Work instructions
[1] Duplicate the scalable-sprite text from "Presenting page elements" to "relative font sizes.".
[2] In the entries, change "interactable" to "clickable" from the line with "- forward-arrow-icon[interactable]: →: [34, 38, 52, 56]" to the line with "- profile-avatar[interactable]: 0: [1100, 40, 1116, 56]", and return only those lines with everything else unchanged.

Supplied text
---+---

We should develop websites in a way that minimizes the need for user input — that’s where responsive design comes in (see point 3 below) — but zooming is here to stay. There’s simply no way to provide pre-rasterized images for every level of zoom (in theory, an infinite scale). Scalable graphics are the solution, and we’ll show you how to enhance our example. But first, a related word on fixed sizing.

3. Fixed Sizes

Presenting page elements at fixed sizes forces many users to zoom, but it also disables a very useful browser feature. Users can set their preferred font size (the default in browsers is 16 pixels). By sizing everything in pixels, we override this preference. Sizing elements based on this default is much better, so that, if the text is bigger, everything adjusts to match. This essentially mimics the zooming effect but happens without the user having to manually do it on every visit. Ethan Marcotte has written a great article that explains relative font sizes.

Let’s re-implement our sprite example with a solution to these three issues.

A Scalable Implementation

Here is the HTML again. We don’t need to change anything here.

<div class="actions">
 <a class="a-share" href="#">Share</a>
 <a class="a-print" href="#">Print</a>
 <a class="a-tag" href="#">Tag</a>
 <a class="a-delete" href="#">Delete</a>
</div>

The updated CSS is where the magic happens:

body { font-size: 100%; }
.actions {
 display: block;
 overflow: auto;
}
.actions a {
 font-size: 1em;
 line-height: 1.25em;
 padding: 0.625em 1.25em 0.625em 2.5em;
 margin-right: 0.3125em;
 border-radius: 0.3125em;
 background-image: url('sprite.svg');
 -webkit-background-size: 1.875em 10em;
 -o-background-size: 1.875em 10em;
 -moz-background-size: 1.875em 10em;
 background-size: 1.875em 10em;
 /* styles carried over from the original implementation */
 background-repeat: no-repeat;
 background-color: #ccc;
 color: #444;
 display: block;
 float: left;
 text-decoration: none;
 text-shadow: 0 -1px 2px #fff;
}
.actions-em .a-share { background-position: 0.625em 0; }
.actions-em .a-print { background-position: 0.625em -2.5em; }
.actions-em .a-tag { background-position: 0.625em -5.0em; }
.actions-em .a-delete { background-position: 0.625em -7.5em; }

In this version, we’ve made the following changes:

• The background-image is now an SVG file.

---+---

Extracted material
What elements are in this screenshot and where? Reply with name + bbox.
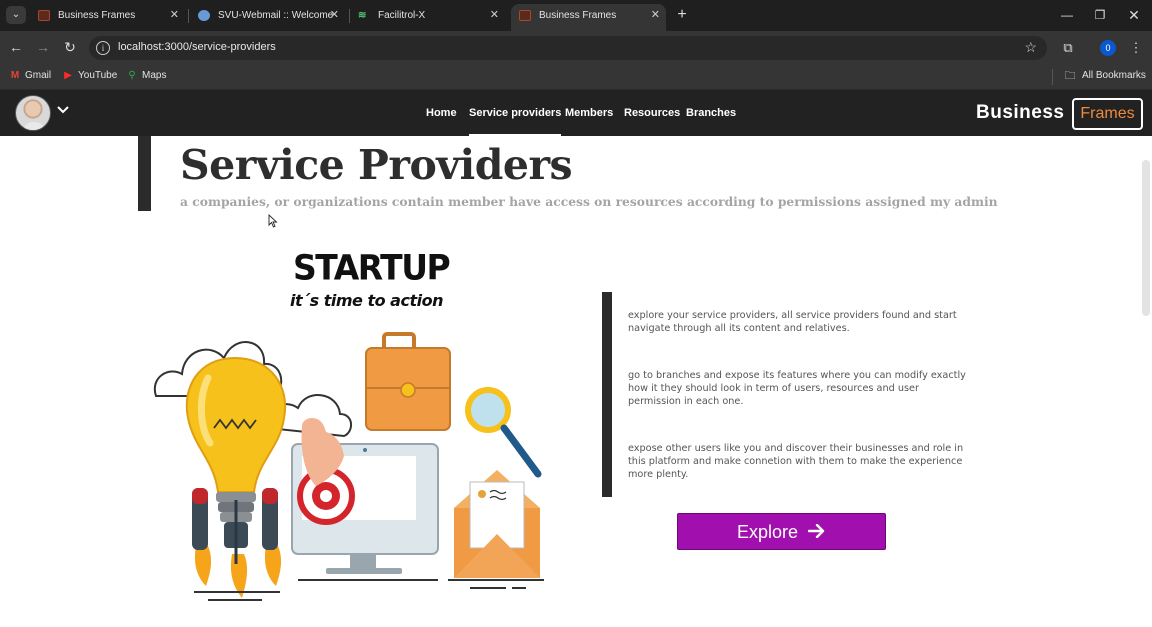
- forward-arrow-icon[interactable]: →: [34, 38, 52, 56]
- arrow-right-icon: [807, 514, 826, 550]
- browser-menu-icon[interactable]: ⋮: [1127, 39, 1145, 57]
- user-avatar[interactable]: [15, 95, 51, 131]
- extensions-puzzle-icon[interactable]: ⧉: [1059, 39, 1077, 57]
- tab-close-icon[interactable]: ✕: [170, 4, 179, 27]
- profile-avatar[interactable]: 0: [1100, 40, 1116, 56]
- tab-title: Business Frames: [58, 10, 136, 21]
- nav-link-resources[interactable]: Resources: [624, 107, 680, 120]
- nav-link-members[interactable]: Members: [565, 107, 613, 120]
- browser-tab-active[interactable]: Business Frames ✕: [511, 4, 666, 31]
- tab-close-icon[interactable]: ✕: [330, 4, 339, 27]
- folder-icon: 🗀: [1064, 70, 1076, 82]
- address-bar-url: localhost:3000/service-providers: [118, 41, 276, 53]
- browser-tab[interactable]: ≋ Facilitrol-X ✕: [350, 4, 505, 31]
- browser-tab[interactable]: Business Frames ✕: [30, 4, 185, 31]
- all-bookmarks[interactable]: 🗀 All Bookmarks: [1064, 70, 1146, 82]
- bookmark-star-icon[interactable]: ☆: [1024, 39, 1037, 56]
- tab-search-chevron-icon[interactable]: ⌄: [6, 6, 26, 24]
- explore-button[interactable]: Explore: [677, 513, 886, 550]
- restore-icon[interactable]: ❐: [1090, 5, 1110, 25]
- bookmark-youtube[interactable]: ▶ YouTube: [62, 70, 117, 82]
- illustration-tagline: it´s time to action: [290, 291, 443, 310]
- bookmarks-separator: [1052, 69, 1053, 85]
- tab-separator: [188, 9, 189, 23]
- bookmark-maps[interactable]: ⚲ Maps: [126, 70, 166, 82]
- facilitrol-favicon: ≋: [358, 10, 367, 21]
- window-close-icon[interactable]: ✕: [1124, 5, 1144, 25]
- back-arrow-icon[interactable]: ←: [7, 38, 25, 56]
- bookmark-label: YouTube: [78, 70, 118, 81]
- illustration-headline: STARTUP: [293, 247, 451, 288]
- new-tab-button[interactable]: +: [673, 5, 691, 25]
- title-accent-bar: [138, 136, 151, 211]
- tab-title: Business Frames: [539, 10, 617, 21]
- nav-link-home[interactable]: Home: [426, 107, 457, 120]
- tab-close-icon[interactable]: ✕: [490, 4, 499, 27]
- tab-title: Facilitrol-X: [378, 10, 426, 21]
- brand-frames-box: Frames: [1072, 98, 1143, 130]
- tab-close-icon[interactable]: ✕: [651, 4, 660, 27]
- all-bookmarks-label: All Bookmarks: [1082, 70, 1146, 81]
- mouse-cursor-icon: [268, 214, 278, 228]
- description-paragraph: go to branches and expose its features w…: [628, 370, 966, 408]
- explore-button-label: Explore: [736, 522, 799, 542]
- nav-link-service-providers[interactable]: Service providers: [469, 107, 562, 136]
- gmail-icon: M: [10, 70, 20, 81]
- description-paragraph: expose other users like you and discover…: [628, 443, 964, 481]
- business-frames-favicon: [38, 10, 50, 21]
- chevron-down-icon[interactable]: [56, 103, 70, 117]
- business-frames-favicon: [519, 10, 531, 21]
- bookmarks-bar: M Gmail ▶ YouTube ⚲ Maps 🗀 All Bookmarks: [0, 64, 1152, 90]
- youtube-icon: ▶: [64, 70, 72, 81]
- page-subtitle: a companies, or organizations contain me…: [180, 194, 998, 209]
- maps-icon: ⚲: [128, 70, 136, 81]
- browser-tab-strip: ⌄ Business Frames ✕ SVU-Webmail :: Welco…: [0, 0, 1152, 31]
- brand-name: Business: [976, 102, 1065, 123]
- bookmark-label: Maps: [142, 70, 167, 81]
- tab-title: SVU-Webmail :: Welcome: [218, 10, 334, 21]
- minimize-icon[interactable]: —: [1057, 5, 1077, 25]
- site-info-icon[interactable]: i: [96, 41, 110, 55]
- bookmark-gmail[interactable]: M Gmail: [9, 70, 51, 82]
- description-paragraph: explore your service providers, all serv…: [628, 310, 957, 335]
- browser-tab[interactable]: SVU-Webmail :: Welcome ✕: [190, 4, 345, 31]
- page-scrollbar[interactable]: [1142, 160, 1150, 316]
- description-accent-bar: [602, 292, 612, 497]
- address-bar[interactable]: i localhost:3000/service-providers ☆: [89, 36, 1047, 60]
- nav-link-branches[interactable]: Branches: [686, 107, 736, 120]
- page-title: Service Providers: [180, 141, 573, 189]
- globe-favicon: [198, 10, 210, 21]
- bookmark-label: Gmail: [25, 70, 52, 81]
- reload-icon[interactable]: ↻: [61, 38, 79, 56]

---+---

Answer set
[1]
Presenting page elements at fixed sizes forces many users to zoom, but it also disables a very useful browser feature. Users can set their preferred font size (the default in browsers is 16 pixels). By sizing everything in pixels, we override this preference. Sizing elements based on this default is much better, so that, if the text is bigger, everything adjusts to match. This essentially mimics the zooming effect but happens without the user having to manually do it on every visit. Ethan Marcotte has written a great article that explains relative font sizes.

[2]
- forward-arrow-icon[clickable]: →: [34, 38, 52, 56]
- arrow-right-icon: [807, 514, 826, 550]
- browser-menu-icon[clickable]: ⋮: [1127, 39, 1145, 57]
- user-avatar[clickable]: [15, 95, 51, 131]
- extensions-puzzle-icon[clickable]: ⧉: [1059, 39, 1077, 57]
- tab-close-icon[clickable]: ✕: [170, 4, 179, 27]
- profile-avatar[clickable]: 0: [1100, 40, 1116, 56]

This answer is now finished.